EXERCISE DATA:
◇ ◇ ◇ ◇ ◇ ◇ ◇

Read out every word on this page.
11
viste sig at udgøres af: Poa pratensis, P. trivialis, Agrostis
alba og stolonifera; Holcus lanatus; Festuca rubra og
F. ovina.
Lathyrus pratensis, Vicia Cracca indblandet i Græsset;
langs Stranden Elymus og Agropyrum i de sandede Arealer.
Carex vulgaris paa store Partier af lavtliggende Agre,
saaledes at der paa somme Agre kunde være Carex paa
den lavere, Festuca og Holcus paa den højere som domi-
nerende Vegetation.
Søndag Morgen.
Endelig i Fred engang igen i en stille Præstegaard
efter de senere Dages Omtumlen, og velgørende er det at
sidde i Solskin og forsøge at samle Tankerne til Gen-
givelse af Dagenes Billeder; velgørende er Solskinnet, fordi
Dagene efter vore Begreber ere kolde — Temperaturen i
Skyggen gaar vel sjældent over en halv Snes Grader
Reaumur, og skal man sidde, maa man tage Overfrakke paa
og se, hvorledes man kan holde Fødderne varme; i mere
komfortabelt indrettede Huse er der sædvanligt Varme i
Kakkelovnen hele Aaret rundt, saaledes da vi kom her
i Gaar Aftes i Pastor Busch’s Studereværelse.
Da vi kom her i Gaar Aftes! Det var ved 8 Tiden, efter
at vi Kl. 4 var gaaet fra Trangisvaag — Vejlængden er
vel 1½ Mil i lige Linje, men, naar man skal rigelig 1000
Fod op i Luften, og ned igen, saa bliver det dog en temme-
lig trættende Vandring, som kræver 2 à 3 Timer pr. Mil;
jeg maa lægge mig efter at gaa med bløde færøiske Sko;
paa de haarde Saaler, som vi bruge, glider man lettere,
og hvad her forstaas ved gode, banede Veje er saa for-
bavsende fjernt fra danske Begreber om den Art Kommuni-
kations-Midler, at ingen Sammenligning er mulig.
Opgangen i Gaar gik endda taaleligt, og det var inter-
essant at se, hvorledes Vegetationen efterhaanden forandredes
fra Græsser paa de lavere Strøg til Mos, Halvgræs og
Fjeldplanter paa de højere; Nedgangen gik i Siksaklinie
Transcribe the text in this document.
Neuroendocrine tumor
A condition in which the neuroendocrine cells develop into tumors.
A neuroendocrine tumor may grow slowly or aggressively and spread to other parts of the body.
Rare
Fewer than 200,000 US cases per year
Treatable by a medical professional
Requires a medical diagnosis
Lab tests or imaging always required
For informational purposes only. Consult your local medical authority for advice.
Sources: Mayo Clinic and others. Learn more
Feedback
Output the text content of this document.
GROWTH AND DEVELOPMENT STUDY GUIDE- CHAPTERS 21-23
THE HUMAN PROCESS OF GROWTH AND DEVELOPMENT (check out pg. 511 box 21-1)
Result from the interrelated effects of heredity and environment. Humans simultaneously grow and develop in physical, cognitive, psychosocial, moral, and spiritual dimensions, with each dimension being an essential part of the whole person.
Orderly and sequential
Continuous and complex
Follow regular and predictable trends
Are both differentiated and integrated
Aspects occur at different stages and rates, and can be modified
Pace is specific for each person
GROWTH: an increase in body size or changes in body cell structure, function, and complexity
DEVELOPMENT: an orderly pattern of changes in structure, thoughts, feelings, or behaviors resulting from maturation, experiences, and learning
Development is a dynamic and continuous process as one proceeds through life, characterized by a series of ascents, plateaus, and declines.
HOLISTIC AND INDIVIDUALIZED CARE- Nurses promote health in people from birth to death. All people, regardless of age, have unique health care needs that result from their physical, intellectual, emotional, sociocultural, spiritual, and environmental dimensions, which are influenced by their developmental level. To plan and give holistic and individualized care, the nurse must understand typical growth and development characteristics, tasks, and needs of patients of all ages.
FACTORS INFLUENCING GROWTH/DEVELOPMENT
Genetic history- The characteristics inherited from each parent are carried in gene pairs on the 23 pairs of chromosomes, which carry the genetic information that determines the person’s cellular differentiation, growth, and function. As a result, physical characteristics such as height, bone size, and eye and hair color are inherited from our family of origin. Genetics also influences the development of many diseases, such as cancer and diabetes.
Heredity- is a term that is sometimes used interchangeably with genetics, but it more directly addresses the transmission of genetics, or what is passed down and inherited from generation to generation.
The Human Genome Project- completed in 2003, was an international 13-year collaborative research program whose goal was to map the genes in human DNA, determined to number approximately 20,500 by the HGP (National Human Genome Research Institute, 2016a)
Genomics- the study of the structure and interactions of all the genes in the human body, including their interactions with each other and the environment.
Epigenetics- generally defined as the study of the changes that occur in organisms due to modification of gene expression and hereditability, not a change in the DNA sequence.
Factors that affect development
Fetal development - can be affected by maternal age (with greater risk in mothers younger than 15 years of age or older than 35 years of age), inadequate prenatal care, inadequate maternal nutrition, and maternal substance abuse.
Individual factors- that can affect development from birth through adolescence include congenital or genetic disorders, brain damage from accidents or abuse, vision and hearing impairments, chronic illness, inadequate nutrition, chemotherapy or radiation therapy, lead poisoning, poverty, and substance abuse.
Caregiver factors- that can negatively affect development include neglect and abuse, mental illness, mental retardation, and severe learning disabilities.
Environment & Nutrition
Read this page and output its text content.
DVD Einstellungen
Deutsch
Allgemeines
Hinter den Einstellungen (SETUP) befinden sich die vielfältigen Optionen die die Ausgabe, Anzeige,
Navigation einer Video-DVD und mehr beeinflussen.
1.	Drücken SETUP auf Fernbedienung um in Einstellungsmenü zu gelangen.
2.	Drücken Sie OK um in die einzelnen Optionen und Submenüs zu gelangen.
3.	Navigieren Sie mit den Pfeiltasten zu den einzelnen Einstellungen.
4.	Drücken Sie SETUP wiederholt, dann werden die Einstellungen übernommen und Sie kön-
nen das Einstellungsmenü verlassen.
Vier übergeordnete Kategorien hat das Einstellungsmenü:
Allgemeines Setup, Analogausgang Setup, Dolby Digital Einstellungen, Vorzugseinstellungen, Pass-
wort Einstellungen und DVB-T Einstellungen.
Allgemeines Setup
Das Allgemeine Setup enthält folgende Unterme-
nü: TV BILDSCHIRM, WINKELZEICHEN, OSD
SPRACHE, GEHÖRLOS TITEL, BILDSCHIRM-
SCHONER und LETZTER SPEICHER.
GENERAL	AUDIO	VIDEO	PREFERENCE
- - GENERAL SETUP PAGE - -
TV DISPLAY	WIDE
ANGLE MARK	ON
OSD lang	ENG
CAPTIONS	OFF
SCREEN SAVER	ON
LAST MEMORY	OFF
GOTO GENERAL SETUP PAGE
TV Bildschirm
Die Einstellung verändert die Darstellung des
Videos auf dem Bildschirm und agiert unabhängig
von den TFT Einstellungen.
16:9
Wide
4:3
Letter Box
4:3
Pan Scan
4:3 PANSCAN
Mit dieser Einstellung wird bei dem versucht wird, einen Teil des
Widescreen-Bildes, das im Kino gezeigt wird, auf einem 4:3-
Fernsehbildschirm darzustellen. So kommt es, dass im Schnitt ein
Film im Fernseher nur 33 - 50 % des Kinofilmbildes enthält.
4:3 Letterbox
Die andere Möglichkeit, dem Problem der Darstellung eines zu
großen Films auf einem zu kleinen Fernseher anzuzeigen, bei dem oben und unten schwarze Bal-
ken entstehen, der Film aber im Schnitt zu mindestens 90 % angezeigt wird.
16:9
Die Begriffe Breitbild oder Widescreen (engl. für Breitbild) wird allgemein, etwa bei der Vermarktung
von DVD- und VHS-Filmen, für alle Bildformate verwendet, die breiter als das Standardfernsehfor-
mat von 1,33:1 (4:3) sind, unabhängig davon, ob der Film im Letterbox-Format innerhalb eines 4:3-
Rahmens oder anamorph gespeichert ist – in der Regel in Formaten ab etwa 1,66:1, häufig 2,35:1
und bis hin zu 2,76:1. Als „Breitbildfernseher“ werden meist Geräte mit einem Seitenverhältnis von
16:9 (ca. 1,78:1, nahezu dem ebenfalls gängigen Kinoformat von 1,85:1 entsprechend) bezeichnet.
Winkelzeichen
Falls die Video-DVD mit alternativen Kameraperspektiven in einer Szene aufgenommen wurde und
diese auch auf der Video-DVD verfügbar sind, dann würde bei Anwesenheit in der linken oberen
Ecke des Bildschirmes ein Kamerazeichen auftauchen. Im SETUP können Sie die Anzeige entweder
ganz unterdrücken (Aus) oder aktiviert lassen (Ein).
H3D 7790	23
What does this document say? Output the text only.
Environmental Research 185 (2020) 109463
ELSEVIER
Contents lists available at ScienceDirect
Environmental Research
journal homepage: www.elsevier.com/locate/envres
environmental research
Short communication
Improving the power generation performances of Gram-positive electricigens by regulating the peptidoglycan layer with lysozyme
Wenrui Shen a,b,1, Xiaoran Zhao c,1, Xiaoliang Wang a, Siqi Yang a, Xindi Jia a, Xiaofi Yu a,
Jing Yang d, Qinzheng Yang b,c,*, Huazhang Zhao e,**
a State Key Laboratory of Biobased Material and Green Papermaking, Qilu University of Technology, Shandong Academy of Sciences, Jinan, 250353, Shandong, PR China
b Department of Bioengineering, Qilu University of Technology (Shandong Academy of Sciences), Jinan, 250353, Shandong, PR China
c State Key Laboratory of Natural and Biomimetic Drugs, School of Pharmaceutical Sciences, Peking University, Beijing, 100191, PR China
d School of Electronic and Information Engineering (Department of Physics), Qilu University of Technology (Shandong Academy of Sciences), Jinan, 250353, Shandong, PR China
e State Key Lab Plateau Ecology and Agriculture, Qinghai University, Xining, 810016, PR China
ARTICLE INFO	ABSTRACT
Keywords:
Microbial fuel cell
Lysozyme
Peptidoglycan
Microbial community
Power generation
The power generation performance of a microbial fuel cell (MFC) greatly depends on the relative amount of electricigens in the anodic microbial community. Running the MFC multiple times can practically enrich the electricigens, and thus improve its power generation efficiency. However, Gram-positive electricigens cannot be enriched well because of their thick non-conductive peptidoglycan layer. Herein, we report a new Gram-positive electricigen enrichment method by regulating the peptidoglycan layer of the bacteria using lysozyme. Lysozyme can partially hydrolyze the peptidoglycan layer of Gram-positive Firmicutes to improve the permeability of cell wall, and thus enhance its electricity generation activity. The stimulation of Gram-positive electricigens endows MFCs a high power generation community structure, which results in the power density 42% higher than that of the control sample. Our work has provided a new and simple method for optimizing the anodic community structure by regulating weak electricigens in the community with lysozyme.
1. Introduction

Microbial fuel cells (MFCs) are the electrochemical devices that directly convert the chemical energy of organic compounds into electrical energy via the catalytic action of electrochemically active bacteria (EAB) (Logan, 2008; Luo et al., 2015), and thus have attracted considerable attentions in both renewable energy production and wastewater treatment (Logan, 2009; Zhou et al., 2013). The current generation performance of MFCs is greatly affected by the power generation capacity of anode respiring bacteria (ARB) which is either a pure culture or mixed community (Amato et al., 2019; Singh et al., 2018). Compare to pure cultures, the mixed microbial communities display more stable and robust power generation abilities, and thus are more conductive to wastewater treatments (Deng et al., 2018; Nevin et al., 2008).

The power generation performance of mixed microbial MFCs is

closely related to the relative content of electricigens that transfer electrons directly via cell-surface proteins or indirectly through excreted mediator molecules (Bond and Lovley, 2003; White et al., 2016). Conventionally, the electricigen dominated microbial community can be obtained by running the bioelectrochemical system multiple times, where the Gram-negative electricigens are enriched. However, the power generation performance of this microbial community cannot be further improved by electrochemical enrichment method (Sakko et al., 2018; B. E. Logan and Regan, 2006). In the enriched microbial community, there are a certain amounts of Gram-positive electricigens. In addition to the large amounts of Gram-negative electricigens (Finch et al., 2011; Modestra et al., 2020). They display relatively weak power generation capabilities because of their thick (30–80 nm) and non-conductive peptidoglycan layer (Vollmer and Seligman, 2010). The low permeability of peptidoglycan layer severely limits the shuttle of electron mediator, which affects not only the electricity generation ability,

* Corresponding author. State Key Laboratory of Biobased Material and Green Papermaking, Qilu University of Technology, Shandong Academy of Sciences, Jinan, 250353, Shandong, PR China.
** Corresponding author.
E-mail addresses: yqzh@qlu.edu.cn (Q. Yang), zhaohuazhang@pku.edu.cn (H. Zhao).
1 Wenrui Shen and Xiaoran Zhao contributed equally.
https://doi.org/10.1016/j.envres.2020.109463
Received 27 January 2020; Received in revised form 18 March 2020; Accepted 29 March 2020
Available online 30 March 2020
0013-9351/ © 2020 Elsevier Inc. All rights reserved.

◇ ◇ ◇ ◇ ◇ ◇ ◇

HOW TO COMPLETE THIS TASK: Taking the records as a whole, report how many of their lines include the word "højere". Nothing but the number is wanted.

ANSWER BOX: 2